Challenge:
Pull out all lines from the listing below in which the word "Relative" appears.

(Saved entries)
● ● ● ● ●
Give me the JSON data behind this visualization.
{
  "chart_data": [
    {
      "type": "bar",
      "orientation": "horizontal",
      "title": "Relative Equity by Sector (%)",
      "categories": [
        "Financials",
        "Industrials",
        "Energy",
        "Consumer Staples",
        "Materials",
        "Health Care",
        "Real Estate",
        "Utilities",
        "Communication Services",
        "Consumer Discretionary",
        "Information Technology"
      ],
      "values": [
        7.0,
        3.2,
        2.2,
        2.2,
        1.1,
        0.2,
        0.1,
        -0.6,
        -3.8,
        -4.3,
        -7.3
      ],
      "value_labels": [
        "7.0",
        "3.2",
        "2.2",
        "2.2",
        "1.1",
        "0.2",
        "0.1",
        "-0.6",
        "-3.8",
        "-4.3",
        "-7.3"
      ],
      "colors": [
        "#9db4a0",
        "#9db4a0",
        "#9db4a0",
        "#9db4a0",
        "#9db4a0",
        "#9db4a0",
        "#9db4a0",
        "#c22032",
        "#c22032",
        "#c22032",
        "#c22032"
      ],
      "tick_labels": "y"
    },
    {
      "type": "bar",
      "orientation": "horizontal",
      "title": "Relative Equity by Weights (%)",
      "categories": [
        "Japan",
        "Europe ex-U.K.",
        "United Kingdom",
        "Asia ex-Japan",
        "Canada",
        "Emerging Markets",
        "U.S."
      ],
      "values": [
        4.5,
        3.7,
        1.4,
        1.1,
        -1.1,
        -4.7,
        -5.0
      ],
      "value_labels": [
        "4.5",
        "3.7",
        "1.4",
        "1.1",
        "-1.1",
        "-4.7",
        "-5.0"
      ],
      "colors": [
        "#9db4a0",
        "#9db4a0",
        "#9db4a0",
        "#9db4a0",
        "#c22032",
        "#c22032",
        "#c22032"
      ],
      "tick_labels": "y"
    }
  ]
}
● ● ● ● ●
Right answer:
      "title": "Relative Equity by Sector (%)",
      "title": "Relative Equity by Weights (%)",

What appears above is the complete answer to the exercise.